## Task objective
Go through the entries one line at a time, and gather every line that has the word "running".

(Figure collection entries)
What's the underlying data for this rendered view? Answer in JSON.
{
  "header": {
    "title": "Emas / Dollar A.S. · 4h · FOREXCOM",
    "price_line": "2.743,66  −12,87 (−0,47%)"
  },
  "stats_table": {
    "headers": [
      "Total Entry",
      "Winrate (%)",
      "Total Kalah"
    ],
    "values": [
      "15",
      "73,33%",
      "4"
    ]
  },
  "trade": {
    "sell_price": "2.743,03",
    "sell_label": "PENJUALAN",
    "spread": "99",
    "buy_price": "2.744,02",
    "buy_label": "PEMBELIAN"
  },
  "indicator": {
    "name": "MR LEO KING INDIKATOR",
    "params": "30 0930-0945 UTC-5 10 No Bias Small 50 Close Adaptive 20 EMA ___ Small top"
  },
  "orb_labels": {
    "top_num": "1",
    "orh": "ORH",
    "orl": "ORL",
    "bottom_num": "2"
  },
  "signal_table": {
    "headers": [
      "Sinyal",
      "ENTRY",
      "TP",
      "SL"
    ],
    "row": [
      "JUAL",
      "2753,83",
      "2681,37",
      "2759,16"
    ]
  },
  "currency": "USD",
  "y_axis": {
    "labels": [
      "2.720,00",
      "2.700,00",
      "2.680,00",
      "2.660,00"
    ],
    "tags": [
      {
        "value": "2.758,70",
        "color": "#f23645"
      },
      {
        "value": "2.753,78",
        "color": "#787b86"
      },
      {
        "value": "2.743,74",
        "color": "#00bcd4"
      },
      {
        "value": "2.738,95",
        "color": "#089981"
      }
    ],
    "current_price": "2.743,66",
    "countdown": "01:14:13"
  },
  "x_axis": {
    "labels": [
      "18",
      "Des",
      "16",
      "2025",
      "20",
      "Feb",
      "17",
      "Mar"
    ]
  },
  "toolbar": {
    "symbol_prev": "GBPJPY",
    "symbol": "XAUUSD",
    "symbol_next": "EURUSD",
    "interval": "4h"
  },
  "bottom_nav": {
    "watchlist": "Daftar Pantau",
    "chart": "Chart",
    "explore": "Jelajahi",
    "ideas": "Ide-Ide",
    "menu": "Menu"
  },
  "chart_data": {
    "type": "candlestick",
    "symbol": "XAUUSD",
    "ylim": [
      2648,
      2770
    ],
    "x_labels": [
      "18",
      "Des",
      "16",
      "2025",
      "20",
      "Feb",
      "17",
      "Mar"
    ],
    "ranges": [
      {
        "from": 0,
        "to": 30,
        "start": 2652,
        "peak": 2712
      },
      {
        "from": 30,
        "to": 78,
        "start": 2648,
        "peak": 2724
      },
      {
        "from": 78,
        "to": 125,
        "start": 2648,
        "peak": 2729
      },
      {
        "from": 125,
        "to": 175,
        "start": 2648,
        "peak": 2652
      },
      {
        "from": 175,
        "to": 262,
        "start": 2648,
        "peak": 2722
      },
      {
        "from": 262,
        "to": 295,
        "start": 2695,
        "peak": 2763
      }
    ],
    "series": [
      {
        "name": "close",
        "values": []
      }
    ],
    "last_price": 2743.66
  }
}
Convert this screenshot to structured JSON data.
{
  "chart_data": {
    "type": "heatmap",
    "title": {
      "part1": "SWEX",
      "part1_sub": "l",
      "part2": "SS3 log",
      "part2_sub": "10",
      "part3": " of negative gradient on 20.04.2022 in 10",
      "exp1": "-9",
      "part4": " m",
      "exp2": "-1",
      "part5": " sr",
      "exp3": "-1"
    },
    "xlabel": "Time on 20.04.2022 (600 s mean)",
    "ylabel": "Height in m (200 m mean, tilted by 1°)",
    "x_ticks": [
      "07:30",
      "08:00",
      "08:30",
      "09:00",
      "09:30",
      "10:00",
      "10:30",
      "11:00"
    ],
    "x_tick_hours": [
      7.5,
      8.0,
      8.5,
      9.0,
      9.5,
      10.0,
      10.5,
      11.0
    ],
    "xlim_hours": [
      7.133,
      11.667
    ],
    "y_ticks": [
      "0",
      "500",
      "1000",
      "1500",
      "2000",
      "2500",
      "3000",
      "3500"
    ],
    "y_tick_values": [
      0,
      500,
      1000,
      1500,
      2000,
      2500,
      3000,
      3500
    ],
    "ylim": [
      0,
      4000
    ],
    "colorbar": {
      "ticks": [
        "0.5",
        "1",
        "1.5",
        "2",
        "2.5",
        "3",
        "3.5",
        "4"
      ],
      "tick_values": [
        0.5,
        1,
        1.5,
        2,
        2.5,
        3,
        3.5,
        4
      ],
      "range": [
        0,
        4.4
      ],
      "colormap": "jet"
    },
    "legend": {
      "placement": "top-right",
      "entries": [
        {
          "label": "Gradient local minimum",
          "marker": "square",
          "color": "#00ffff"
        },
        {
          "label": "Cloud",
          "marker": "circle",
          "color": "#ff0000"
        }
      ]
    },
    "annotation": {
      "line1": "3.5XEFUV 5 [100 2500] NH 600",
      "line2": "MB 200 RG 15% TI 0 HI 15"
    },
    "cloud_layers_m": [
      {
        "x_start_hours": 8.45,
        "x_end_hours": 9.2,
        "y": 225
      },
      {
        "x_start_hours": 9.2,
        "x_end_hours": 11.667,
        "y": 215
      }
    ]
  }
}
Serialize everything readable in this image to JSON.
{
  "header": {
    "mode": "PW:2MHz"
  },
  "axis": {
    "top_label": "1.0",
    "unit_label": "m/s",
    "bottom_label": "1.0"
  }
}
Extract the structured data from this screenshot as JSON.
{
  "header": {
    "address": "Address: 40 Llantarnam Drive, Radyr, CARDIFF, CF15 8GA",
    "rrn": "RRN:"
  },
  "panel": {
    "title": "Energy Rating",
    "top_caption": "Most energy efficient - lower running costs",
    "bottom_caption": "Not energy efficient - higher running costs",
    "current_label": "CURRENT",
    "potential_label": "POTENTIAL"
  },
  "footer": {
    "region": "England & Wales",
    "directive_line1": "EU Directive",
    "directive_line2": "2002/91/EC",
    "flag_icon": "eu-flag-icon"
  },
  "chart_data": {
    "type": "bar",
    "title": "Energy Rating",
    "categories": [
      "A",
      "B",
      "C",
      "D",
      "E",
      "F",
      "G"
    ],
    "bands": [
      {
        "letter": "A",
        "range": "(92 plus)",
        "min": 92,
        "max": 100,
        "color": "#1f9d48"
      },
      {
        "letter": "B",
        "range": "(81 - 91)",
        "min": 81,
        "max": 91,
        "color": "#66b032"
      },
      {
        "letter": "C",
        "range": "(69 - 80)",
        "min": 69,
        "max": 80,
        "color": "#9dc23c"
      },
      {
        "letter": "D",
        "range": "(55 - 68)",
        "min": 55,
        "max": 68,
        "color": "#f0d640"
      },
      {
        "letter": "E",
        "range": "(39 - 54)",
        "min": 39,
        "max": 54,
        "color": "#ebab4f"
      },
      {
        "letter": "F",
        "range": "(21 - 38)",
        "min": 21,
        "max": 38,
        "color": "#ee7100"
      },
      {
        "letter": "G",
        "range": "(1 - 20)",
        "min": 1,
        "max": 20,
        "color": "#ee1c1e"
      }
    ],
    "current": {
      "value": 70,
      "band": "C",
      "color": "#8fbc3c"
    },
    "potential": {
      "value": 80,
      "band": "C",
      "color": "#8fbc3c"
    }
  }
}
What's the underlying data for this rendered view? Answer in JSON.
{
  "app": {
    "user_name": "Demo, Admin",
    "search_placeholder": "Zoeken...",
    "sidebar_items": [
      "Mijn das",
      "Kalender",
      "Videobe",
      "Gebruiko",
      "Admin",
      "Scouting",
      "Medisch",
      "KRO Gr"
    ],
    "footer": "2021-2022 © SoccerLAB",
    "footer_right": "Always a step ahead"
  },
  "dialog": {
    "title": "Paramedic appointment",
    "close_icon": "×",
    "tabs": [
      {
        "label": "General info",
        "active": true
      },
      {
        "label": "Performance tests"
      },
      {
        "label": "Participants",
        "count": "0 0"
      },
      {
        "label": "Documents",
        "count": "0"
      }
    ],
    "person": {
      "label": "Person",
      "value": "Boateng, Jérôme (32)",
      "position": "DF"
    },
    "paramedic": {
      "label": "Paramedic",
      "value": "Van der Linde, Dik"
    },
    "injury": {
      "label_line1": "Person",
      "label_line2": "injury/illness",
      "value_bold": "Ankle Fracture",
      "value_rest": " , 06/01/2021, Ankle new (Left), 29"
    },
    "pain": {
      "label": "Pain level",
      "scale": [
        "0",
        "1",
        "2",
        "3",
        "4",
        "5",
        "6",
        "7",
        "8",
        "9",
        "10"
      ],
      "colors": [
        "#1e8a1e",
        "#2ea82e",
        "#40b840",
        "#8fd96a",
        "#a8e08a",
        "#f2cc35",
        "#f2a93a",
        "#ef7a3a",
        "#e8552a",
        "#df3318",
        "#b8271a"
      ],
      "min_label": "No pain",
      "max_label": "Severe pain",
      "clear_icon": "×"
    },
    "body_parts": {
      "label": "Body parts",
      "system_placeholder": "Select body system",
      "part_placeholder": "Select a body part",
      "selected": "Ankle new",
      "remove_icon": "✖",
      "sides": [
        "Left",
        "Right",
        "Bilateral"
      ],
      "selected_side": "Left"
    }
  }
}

## Response
    "top_caption": "Most energy efficient - lower running costs",
    "bottom_caption": "Not energy efficient - higher running costs",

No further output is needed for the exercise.